__Tugas A__. Ringkas tulisan tentang berdebat menurut Allah swt dalam dua kalimat.
__Tugas B__. Salin persis bagian tulisan tentang berdebat menurut Allah swt, mulai dari "Apakah benar para" sampai "kata-kata Imam Syafei.".
__Tugas C__. Teruskan tulisan tentang berdebat menurut Allah swt, mulai setelah kalimat terakhir yang ada.

__Kutipan Dokumen__.
--
Monday, 30 November 2020

Berdebat Menurut Allah swt

 

oleh Tom Finaldin

 

Bandung, Putera Sang Surya

Banyak sekali nasihat tentang “larangan berdebat”, baik di Medsos, artikel di web, blog, maupun di dunia nyata melalui obrolan, diskusi, dan ceramah. Akan tetapi, nasihat-nasihat itu sandarannya tidak bersandar pada Al Quran, tetapi bersandar pada hal yang disebut hadits ataupun pendapat yang kata mereka adalah pendapat ulama. Paling tidak, itu yang sempat saya perhatikan. Semua nasihat itu berbahasa yang baik, tidak ada yang buruk. Akan tetapi, saya itu selalu skeptis, ragu, terhadap apa yang disebut hadits.

            Apakah benar Nabi Muhammad saw mengatakan hal seperti itu?

            Jangan-jangan hanya karangan orang-orang biasa saja, lalu disebut berasal dari Nabi Muhammad saw. Berbahasa baik saja tidak cukup, tetapi harus nyata dikatakan benar-benar oleh Nabi Muhammad saw. Ada metode ilmiah untuk menelusuri kebenaran suatu yang disebut hadits.

            Apakah benar orang yang mengatakan hal itu adalah ulama?

            Jangan-jangan dia cuma penyair puisi, pendongeng, sastrawan, pustakawan, atau hanya seorang demagog.

            Apakah benar para imam semisal Imam Syafei mengatakan hal seperti itu?

            Jangan-jangan hanya karangan orang iseng, lalu mengatakan bahwa itu adalah kata-kata Imam Syafei.

            Bagi orang seperti saya, hal yang paling mudah dilakukan adalah mengonfrontirnya dengan Al Quran. Al Quran adalah kitab yang dijaga Allah swt, tidak pernah salah. Seluruh ajaran Islam harus merujuk ke sumber itu, Al Quran. Jika ada hadits atau cuma pendapat ulama, tetapi bertentangan dengan Al Quran, pasti salah. Hadits atau pendapat itu harus gugur karena bertentangan dengan Al Quran. Sebaliknya, jika hadits atau pendapat ulama itu menjelaskan dan menguatkan ayat-ayat Al Quran, itu harus dipertimbangkan untuk diikuti dan diyakini kebenarannya.

            Setelah membaca dan mendengar tentang larangan berdebat, saya penasaran dengan kata-kata Allah swt tentang berdebat. Saya teringat kalimat yang disampaikan Allah swt dalam QS An Nahl, 16 : 125.

            “Serulah (manusia) kepada jalan Tuhanmu dengan hikmah dan pengajaran yang baik. Berdebatlah dengan mereka dengan cara yang baik. Sesungguhnya, Tuhanmu, Dialah yang lebih mengetahui siapa yang sesat dari jalan-Nya dan Dialah yang lebih mengetahui siapa yang mendapat petunjuk.”
--
__Data Tersimpan__.
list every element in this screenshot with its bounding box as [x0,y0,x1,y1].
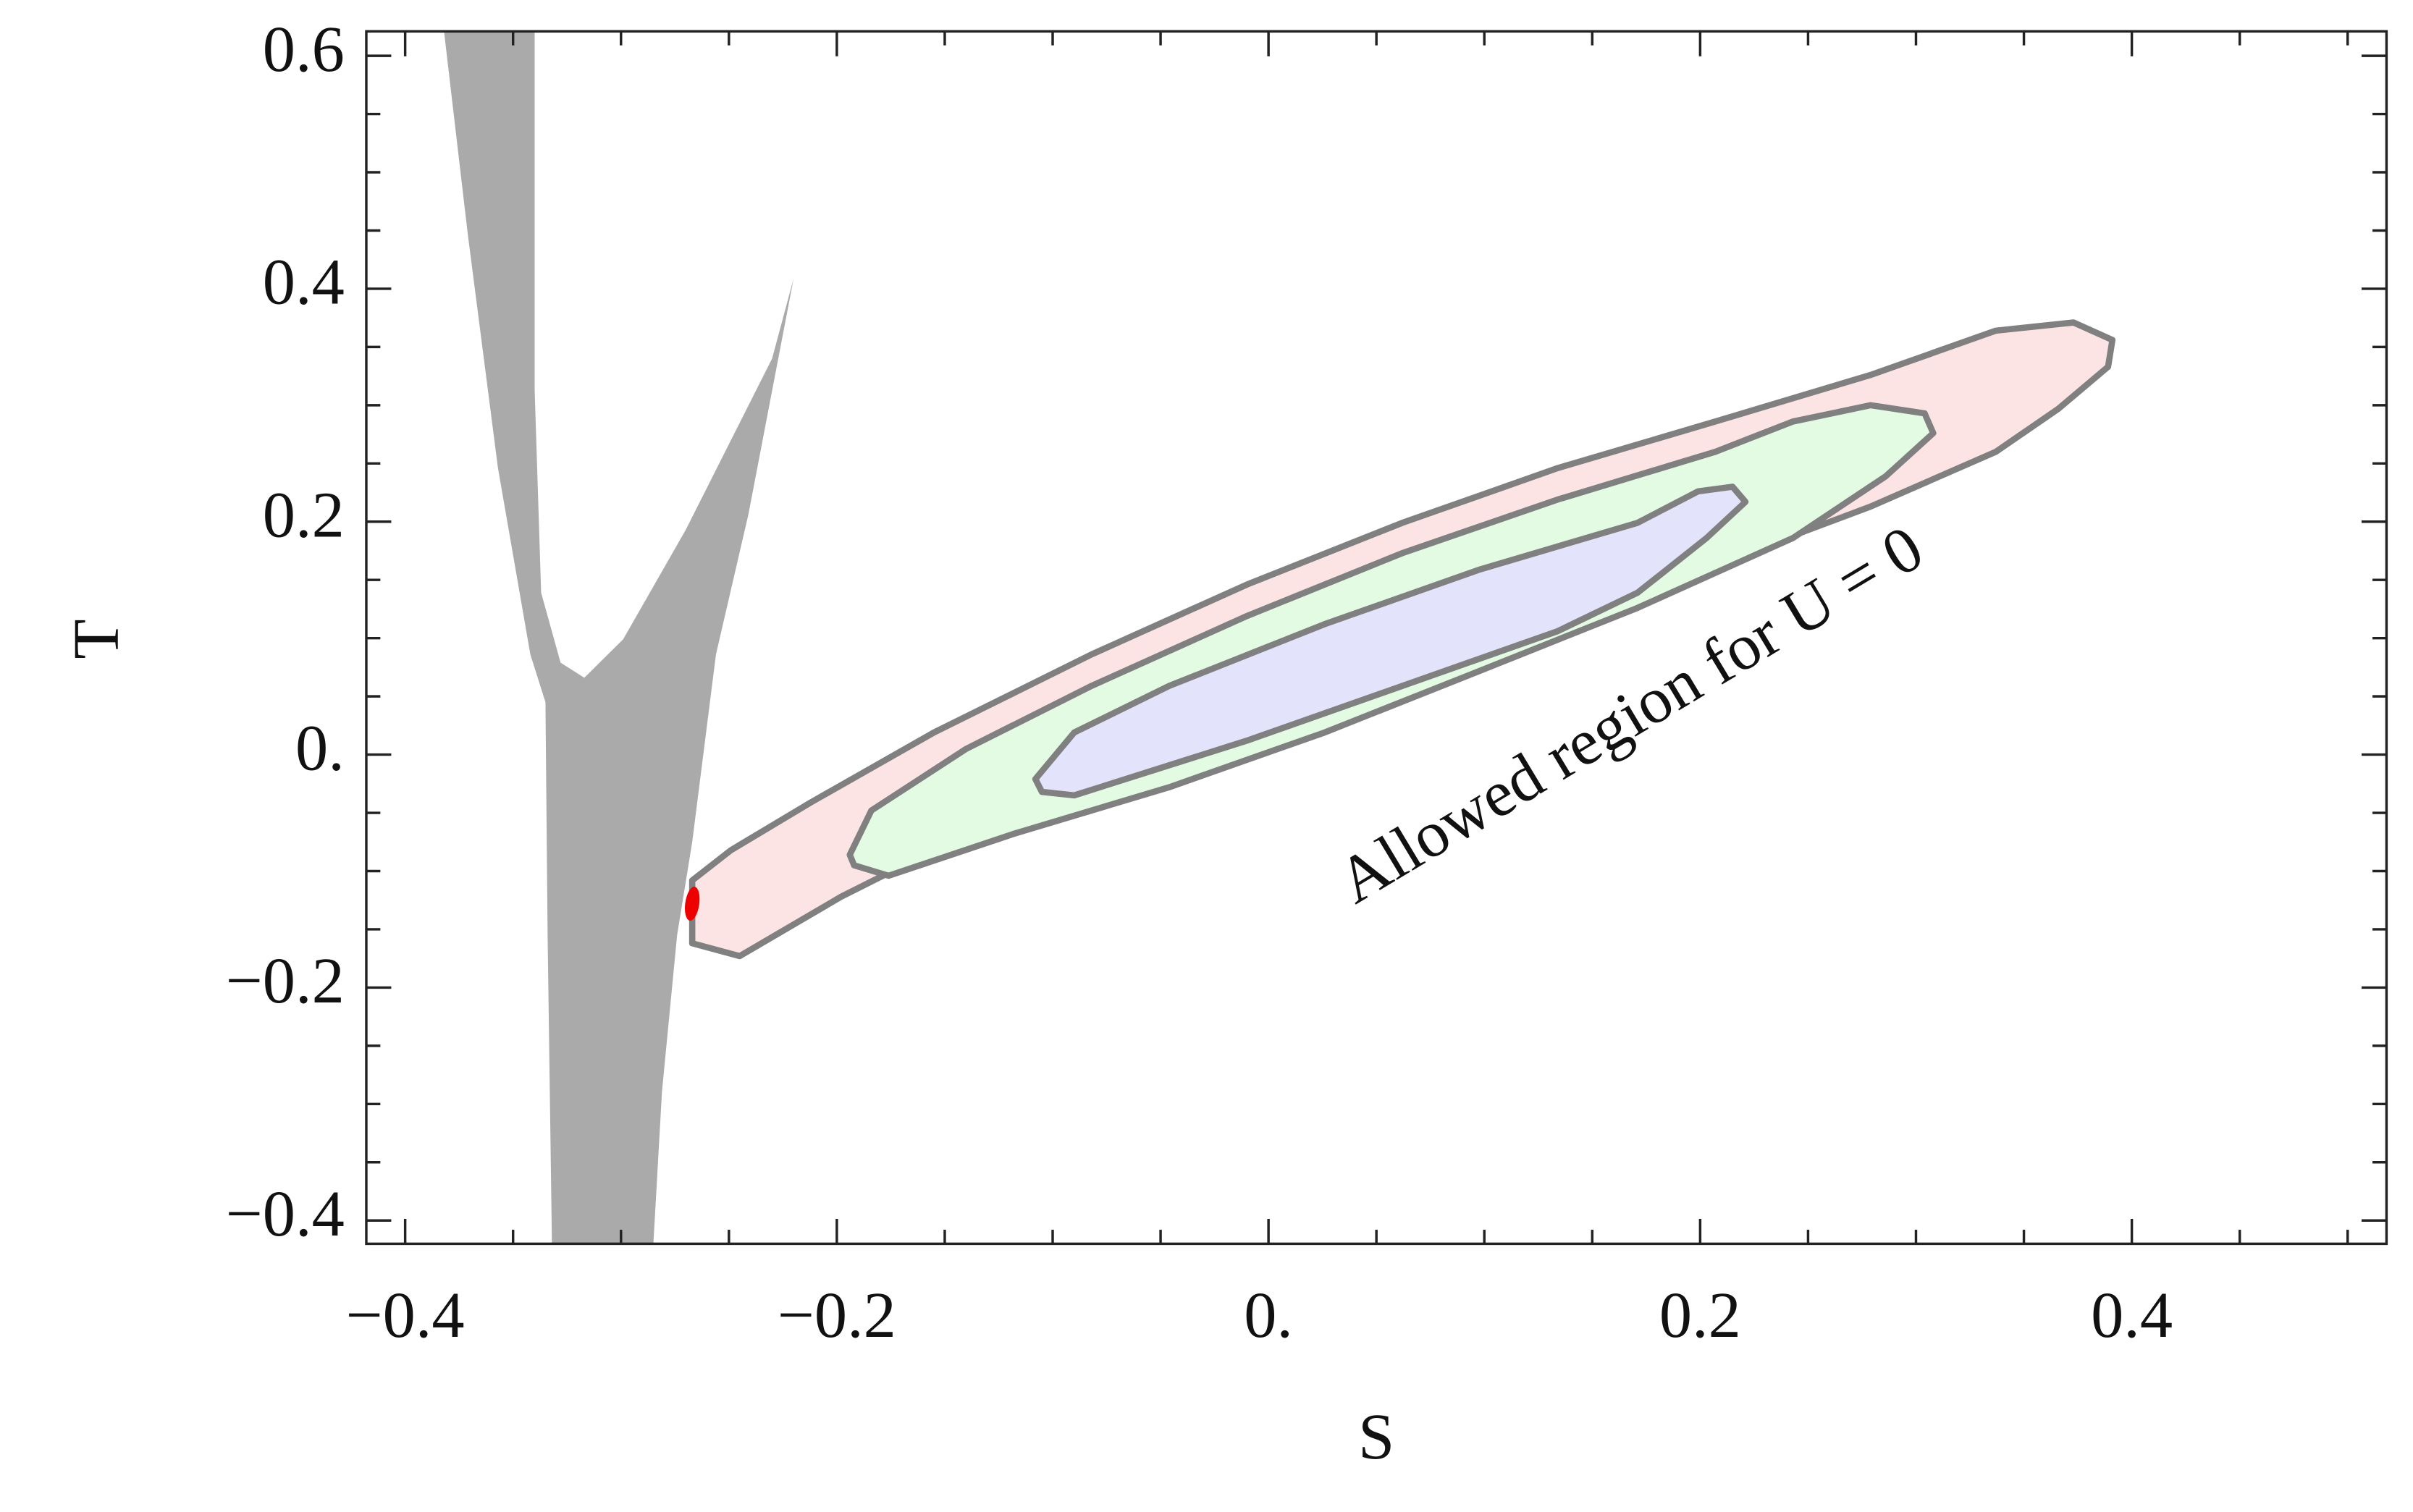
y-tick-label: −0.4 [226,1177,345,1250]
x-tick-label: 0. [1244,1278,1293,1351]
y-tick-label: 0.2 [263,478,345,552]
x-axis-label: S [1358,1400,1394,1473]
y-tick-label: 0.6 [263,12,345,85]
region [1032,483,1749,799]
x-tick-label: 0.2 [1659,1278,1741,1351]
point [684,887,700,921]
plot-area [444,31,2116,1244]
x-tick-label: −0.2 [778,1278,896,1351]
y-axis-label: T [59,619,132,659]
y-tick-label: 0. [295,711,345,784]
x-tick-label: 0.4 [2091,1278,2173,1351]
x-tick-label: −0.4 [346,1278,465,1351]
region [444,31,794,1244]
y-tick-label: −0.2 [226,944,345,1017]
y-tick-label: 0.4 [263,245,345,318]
--
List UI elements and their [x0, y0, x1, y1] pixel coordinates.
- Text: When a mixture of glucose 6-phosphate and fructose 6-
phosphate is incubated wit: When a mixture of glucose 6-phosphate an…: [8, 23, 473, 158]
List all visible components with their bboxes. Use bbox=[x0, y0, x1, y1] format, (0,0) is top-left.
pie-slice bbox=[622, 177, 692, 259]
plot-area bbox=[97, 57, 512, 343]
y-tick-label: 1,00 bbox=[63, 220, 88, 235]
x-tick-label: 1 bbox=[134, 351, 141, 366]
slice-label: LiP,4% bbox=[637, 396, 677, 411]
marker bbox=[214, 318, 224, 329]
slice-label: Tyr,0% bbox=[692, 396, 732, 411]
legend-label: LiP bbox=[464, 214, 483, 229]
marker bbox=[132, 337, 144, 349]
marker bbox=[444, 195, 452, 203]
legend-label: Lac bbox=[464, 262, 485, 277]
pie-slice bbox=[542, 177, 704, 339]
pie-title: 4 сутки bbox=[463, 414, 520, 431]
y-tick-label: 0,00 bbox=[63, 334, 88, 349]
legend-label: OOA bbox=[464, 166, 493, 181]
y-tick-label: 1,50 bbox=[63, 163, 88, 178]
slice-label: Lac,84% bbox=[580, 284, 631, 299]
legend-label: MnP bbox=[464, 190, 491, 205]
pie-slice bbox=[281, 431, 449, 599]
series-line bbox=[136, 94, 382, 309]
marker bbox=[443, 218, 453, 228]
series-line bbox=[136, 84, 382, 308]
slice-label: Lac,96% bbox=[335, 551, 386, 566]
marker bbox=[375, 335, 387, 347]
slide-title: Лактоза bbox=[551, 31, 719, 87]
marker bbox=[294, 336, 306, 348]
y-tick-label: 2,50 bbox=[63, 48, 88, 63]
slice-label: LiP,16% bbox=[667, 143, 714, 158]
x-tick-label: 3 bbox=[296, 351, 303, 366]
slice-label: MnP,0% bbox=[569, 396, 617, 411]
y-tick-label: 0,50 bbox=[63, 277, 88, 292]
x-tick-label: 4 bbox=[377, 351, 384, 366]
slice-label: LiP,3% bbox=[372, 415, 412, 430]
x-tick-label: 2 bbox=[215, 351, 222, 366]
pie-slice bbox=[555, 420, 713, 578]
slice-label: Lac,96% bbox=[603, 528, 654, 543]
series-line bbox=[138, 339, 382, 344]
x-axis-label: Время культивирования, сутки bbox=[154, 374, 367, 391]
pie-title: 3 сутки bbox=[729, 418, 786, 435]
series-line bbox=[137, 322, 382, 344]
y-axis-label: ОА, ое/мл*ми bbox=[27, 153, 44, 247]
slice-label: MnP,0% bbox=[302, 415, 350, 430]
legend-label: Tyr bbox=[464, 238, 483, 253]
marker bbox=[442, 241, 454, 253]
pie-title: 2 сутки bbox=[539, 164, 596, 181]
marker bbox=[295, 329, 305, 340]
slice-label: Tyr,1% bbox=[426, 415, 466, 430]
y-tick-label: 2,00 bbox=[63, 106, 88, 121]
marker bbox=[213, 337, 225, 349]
--
__Hasil A__. Penulis melihat banyak nasihat soal larangan berdebat yang bersandar pada hadits atau pendapat ulama, bukan pada Al Quran, dan ia selalu ragu terhadap apa yang disebut hadits. Karena seluruh ajaran Islam harus merujuk ke Al Quran, ia mencari kata-kata Allah swt tentang berdebat dan teringat QS An Nahl, 16 : 125, yang menyuruh berdebat dengan cara yang baik.

__Hasil B__.
Apakah benar para imam semisal Imam Syafei mengatakan hal seperti itu?

            Jangan-jangan hanya karangan orang iseng, lalu mengatakan bahwa itu adalah kata-kata Imam Syafei.

__Hasil C__.
            Begitulah yang dikatakan Allah swt agar kita mematuhi-Nya. Dari ayat itu kita bisa memahami bahwa kewajiban kita itu adalah menyeru manusia pada kebenaran Ilahi dengan baik. Kemudian, jika mendapatkan penentangan, berdebatlah dengan cara yang baik. Artinya, boleh, bahkan harus berdebat, tetapi harus dengan cara yang baik.

            “…Berdebatlah dengan mereka dengan cara yang baik….”

            Cara yang baik itu adalah berbahasa yang baik, memahami hal yang sedang diperdebatkan, memiliki ilmu yang cukup dan berwawasan yang luas, memiliki data dan fakta yang nyata, serta berniat untuk mendapatkan atau menemukan “kebenaran” dan bukan untuk mendapatkan “kemenangan dalam berdebat”.

            Kebenaran itu sumbernya adalah Allah swt (Al Quran) dan hadits (Muhammad saw). Semua harus disandarkan pada keduanya, bukan dari hawa nafsu pribadi ataupun hawa nafsu orang lain yang kita hormati.

            Kalau hanya ingin menang, kita bisa tersesat dan berada dalam kegelapan. Allah swt sangat tahu hal itu. Dalam setiap perdebatan, Allah swt hadir dan menyaksikannya. Dia tahu mana yang benar dan mana yang salah. Dia tahu siapa yang lurus dan mendapat petunjuk serta siapa yang bengkok dan berada dalam kesesatan. Hal itu seperti yang dikatakan-Nya sendiri.

            “… Sesungguhnya, Tuhanmu, Dialah yang lebih mengetahui siapa yang sesat dari jalan-Nya dan Dialah yang lebih mengetahui siapa yang mendapat petunjuk.”

            Lalu, bagaimana jika dalam perdebatan itu tidak menemui hasilnya atau ujungnya?

            Bagaimana jika hanya menjadi debat kusir yang tidak berarti serta berhadapan dengan orang keras kepala dan bangga dengan kebodohannya?

            Kalau dirasa sudah maksimal menyerukan kebenaran, tetapi tetap tidak diterima dan malah mendapatkan makian-makian bodoh hingga bisa menyesatkan orang banyak, Allah swt memberikan lagi penjelasan dalam QS Al Araf, 7 : 199.

            “Jadilah pemaaf dan suruhlah orang mengerjakan yang makruf serta jangan pedulikan orang-orang yang bodoh.”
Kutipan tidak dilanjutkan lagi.